-- START Data to process --

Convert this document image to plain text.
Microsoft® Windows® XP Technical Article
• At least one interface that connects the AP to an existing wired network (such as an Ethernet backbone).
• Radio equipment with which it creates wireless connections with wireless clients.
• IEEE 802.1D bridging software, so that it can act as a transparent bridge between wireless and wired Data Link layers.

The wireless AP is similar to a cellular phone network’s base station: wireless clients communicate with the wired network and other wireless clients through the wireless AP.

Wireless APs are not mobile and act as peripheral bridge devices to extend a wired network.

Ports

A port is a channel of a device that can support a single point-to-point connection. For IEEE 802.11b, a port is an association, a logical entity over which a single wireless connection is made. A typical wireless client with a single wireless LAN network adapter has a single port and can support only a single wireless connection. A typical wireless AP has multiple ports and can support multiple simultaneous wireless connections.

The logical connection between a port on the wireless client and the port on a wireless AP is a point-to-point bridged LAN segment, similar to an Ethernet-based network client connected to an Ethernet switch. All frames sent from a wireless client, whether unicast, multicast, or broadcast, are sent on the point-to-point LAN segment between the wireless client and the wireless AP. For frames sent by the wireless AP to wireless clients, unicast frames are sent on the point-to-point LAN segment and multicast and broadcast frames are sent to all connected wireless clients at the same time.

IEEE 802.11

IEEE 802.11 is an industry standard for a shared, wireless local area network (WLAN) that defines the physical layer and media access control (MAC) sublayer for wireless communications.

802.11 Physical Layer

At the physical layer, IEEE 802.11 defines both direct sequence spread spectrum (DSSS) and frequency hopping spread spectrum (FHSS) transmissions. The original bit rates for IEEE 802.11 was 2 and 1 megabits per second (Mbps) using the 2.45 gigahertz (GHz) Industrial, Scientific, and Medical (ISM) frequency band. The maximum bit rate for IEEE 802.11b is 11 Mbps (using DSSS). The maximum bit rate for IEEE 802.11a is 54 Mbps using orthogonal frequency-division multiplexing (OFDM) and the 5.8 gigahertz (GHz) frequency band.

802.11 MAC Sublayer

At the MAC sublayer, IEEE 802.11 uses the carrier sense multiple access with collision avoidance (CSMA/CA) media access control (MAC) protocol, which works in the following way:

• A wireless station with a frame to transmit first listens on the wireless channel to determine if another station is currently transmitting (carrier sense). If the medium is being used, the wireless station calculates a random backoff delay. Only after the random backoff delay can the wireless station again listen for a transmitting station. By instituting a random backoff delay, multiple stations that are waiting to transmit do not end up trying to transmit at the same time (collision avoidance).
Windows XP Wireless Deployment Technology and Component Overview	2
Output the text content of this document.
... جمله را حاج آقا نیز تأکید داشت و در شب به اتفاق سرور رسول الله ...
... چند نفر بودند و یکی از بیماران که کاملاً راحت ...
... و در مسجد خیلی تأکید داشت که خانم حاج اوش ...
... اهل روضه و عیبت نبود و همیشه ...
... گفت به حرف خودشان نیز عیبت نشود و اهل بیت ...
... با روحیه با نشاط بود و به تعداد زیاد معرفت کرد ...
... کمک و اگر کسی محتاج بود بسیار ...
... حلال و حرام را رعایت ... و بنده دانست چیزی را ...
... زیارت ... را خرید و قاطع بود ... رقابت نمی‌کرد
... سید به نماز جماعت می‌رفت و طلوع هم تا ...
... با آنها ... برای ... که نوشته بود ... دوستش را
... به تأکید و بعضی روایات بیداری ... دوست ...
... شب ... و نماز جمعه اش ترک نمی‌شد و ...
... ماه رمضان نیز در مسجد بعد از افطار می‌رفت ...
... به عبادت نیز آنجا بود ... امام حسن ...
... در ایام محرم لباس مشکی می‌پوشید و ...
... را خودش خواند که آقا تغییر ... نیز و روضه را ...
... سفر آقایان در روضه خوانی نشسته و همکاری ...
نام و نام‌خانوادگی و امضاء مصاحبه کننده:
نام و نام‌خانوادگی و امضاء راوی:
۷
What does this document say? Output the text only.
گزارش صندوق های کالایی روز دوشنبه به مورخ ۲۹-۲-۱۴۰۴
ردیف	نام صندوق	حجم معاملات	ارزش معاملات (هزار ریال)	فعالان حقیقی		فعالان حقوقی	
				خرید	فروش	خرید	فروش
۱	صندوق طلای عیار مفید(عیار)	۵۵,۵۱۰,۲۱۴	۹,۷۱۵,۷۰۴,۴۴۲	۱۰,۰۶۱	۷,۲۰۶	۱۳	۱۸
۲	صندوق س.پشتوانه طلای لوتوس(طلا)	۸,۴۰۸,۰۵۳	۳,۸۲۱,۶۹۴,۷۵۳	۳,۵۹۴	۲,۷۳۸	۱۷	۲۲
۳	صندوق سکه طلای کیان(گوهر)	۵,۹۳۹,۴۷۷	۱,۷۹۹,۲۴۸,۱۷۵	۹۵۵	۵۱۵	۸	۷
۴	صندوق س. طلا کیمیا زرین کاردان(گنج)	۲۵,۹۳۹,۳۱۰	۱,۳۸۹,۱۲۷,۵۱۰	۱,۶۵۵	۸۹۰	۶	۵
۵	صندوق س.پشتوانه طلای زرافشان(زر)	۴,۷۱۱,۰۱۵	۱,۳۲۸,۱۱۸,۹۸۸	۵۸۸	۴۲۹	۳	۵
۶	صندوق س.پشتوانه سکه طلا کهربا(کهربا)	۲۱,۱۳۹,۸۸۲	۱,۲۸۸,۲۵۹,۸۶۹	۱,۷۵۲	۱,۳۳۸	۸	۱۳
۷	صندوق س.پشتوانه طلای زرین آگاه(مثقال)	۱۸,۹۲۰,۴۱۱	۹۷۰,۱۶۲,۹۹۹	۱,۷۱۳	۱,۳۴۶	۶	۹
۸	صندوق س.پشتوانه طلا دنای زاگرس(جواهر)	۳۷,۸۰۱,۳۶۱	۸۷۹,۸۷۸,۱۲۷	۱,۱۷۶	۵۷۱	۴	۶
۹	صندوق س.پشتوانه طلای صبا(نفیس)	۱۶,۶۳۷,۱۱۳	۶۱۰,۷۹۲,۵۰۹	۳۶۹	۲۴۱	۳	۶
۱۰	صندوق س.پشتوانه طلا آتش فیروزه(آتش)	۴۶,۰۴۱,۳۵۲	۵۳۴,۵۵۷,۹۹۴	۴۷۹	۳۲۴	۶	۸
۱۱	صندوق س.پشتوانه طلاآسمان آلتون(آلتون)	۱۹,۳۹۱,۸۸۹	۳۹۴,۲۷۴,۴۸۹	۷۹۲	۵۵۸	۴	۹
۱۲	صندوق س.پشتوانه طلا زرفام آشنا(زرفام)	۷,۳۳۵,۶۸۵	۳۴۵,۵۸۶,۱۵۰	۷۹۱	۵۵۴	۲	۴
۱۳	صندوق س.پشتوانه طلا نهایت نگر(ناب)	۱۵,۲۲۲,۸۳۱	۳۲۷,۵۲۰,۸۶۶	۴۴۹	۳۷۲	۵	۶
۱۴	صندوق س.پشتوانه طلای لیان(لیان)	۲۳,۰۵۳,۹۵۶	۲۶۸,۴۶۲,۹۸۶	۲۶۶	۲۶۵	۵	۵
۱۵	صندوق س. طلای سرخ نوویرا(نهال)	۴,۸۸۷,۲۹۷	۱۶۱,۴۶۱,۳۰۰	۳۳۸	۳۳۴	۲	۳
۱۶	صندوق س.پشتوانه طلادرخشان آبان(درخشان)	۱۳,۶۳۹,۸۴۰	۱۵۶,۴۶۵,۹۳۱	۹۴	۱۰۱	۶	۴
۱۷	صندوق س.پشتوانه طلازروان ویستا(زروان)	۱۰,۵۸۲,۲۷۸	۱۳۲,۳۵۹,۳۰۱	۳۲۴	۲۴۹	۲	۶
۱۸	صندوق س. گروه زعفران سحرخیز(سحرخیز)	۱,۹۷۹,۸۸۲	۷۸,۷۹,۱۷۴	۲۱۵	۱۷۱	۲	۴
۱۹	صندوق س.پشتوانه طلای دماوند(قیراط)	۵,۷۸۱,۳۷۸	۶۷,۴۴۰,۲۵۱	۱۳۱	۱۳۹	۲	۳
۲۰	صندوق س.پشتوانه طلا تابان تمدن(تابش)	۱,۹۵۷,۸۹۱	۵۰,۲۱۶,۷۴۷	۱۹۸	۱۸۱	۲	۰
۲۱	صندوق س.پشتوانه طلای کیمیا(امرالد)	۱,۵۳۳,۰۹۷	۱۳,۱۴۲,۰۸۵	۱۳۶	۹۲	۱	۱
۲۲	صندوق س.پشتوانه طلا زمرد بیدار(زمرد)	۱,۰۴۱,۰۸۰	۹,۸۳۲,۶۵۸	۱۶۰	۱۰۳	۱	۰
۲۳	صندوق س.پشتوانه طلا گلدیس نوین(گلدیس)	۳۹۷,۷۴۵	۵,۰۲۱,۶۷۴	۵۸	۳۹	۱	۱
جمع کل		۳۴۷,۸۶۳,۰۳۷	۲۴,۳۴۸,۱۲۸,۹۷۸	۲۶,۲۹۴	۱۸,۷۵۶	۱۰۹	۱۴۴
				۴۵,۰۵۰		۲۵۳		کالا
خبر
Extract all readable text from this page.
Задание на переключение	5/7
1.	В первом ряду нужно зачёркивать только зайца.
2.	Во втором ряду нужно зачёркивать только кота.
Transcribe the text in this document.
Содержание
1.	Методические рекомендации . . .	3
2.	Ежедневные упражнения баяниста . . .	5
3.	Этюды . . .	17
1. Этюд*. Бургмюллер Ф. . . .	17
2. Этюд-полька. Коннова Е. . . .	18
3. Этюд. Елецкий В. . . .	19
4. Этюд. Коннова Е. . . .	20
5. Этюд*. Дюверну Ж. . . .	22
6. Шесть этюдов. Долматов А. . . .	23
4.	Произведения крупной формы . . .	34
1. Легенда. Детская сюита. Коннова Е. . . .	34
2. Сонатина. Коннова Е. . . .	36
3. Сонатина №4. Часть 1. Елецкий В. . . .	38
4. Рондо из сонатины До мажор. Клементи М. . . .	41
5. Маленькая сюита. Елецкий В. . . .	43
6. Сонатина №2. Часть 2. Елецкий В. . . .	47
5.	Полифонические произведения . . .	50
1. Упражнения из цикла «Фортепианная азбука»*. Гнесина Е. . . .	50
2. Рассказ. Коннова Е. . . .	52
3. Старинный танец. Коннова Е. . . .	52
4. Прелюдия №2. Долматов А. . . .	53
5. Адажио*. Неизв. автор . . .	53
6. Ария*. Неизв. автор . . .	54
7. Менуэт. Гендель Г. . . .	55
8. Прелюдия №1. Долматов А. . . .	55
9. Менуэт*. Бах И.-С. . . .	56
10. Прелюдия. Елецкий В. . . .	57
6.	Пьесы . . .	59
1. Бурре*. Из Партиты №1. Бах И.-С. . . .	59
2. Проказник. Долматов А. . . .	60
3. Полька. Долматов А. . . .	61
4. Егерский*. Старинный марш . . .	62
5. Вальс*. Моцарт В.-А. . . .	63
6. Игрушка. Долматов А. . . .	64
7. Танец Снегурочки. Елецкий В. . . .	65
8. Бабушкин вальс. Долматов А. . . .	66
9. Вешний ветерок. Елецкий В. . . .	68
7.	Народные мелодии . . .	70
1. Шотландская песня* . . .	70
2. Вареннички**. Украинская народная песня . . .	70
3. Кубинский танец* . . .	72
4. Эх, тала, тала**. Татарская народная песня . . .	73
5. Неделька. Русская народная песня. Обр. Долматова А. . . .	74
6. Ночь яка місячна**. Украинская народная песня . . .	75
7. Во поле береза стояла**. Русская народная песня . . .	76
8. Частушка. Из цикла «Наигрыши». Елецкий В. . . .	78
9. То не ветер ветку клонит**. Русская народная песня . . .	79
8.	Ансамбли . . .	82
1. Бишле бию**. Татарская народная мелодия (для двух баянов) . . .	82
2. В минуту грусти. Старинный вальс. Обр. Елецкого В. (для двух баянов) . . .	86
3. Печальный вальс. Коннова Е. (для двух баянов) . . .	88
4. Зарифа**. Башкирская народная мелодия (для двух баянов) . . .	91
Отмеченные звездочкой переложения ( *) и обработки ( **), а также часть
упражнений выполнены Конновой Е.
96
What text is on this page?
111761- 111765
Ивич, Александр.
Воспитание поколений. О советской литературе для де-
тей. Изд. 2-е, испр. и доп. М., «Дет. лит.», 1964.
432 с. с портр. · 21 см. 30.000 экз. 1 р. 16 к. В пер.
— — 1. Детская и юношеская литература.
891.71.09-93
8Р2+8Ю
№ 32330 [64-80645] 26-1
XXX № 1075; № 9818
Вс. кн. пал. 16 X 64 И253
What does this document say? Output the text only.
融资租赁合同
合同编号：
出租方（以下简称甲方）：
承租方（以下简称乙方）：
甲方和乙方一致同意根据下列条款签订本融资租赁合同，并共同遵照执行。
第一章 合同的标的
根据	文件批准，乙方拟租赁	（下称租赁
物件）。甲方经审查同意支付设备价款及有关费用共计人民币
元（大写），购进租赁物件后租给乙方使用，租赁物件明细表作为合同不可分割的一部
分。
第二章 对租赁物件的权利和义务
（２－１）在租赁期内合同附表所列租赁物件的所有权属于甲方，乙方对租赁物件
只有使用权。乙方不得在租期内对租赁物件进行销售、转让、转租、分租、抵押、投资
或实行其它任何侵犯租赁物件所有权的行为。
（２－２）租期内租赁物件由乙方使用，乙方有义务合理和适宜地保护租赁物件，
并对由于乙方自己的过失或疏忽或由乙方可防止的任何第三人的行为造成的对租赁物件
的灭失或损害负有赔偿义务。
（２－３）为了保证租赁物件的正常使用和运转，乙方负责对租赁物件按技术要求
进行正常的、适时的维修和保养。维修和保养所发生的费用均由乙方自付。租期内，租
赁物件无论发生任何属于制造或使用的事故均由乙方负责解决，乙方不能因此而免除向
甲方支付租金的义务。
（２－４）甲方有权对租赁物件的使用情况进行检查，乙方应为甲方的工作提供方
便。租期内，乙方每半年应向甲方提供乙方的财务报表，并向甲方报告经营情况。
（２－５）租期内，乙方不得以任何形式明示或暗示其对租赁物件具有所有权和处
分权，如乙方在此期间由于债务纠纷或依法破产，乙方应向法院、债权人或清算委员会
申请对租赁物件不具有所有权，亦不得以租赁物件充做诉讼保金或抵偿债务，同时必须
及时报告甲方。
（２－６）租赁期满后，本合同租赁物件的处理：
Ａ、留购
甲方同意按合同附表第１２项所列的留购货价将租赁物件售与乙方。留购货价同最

-- END Data to process --

Given instruction:
Return all lines of the material above in which the word "تأکید" occurs.

Exercise result:
... جمله را حاج آقا نیز تأکید داشت و در شب به اتفاق سرور رسول الله ...
... و در مسجد خیلی تأکید داشت که خانم حاج اوش ...
... به تأکید و بعضی روایات بیداری ... دوست ...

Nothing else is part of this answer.